UF Shows Well: 2005 SER ICPC

News from Melbourne:

UF’s top team finished 3rd place, followed by my team in 8th, and our next team in 11th. The above thumbnail is UF Emu getting their 3rd place plaques during the awards ceremony, immediately after Tim (the shorter guy) told me that they placed 5th. So the outcome is that UF had 3 teams in the top 11 out of 66 teams. Our fourth team did not complete any problems, but gained plenty of experience. The only school with a better overall showing was UCF, having four teams in the top 15. An example of a worse showing would be Georgia Tech, whose top team won, and their next best team came in 30th place. You can see the disparity.

Items listed in a dataset:
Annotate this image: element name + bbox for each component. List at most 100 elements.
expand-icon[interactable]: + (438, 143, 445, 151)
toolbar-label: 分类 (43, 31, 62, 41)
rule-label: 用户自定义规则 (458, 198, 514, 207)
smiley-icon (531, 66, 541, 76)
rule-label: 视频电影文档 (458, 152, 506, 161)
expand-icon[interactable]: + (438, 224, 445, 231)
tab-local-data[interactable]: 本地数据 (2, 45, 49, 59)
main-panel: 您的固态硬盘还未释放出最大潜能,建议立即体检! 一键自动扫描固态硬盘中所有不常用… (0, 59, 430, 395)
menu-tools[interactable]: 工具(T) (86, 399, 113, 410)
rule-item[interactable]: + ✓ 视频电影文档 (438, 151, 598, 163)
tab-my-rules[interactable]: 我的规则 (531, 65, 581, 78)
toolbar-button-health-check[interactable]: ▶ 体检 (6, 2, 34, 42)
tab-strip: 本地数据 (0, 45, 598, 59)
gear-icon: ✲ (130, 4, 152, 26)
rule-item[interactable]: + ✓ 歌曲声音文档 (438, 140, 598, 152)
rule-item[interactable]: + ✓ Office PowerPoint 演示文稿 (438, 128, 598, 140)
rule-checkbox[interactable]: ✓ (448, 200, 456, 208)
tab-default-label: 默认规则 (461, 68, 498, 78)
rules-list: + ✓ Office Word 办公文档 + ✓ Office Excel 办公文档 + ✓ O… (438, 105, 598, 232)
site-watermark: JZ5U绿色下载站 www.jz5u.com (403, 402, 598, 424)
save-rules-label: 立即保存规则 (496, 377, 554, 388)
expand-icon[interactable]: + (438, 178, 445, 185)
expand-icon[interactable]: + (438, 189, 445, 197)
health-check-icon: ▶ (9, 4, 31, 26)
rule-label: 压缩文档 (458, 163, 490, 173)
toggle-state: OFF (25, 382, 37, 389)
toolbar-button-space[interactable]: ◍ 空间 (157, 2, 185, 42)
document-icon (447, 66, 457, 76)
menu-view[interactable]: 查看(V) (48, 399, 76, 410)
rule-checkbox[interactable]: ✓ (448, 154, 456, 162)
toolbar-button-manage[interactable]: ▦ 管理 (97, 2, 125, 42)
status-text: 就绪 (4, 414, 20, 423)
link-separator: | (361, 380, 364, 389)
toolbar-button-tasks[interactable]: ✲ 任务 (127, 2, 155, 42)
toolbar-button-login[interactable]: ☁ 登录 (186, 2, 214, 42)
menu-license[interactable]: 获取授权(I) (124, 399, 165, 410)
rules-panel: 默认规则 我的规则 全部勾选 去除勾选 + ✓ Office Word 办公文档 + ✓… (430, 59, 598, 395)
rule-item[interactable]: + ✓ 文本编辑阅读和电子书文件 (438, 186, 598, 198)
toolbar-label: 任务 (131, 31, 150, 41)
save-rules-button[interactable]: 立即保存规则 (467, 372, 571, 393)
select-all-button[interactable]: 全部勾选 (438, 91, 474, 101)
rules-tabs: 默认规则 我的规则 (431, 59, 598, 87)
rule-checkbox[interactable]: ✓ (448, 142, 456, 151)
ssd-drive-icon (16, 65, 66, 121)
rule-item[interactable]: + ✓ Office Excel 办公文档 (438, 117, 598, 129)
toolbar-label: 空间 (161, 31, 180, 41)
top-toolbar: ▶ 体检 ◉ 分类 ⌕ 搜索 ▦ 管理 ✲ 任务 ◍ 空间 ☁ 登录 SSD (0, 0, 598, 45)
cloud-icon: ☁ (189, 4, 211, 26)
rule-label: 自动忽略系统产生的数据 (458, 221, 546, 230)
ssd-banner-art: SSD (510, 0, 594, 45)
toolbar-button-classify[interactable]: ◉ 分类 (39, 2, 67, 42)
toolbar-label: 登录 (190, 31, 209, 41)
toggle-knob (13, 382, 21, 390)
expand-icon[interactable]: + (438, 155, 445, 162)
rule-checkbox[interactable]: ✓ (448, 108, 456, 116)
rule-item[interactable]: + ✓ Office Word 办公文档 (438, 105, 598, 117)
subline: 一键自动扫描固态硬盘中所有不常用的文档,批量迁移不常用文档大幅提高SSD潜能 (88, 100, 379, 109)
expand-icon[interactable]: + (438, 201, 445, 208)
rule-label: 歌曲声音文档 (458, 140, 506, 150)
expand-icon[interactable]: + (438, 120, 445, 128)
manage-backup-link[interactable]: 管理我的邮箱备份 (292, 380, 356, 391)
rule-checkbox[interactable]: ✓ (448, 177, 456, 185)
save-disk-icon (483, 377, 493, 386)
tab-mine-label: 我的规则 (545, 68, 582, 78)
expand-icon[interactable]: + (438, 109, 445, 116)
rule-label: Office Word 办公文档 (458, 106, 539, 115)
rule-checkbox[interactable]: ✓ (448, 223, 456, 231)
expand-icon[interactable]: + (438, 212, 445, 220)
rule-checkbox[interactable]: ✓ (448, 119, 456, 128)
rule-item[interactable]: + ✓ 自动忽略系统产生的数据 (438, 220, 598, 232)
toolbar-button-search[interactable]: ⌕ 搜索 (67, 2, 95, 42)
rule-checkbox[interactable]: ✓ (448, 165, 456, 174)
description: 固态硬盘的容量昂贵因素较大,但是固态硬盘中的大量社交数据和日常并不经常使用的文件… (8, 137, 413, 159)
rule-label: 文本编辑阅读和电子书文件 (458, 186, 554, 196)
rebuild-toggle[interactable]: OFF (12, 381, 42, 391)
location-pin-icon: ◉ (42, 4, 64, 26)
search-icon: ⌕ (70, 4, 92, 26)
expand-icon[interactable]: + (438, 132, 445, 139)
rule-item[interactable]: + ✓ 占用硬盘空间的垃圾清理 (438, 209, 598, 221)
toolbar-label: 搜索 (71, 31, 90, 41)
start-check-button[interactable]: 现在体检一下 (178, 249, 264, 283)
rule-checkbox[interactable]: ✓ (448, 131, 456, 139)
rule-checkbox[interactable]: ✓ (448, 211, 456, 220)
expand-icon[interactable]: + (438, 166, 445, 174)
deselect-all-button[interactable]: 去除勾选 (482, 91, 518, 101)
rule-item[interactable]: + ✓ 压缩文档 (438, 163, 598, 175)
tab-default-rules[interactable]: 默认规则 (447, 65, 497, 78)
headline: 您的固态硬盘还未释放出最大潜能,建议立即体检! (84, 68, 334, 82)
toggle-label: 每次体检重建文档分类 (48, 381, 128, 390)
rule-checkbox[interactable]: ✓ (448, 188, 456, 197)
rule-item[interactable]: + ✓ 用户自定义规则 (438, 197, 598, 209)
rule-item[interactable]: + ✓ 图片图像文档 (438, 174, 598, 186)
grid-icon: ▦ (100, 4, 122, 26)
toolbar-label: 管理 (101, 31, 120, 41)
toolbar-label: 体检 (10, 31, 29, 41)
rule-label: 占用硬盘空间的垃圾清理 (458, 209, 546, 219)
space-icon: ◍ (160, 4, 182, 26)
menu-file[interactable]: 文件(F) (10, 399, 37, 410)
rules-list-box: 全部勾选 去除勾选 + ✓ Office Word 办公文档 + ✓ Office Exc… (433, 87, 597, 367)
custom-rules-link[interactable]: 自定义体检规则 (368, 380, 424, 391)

[Work instruction 1]:
Reproduce the contest report word for word, everything from "UF Shows Well: 2005" down to "see the disparity.".
[Work instruction 2]:
According to the contest report, which school had a better overall showing than UF, and how did its teams place?

[Answer area 1]:
UF Shows Well: 2005 SER ICPC

News from Melbourne:

UF’s top team finished 3rd place, followed by my team in 8th, and our next team in 11th. The above thumbnail is UF Emu getting their 3rd place plaques during the awards ceremony, immediately after Tim (the shorter guy) told me that they placed 5th. So the outcome is that UF had 3 teams in the top 11 out of 66 teams. Our fourth team did not complete any problems, but gained plenty of experience. The only school with a better overall showing was UCF, having four teams in the top 15. An example of a worse showing would be Georgia Tech, whose top team won, and their next best team came in 30th place. You can see the disparity.

[Answer area 2]:
UCF, which had four teams in the top 15.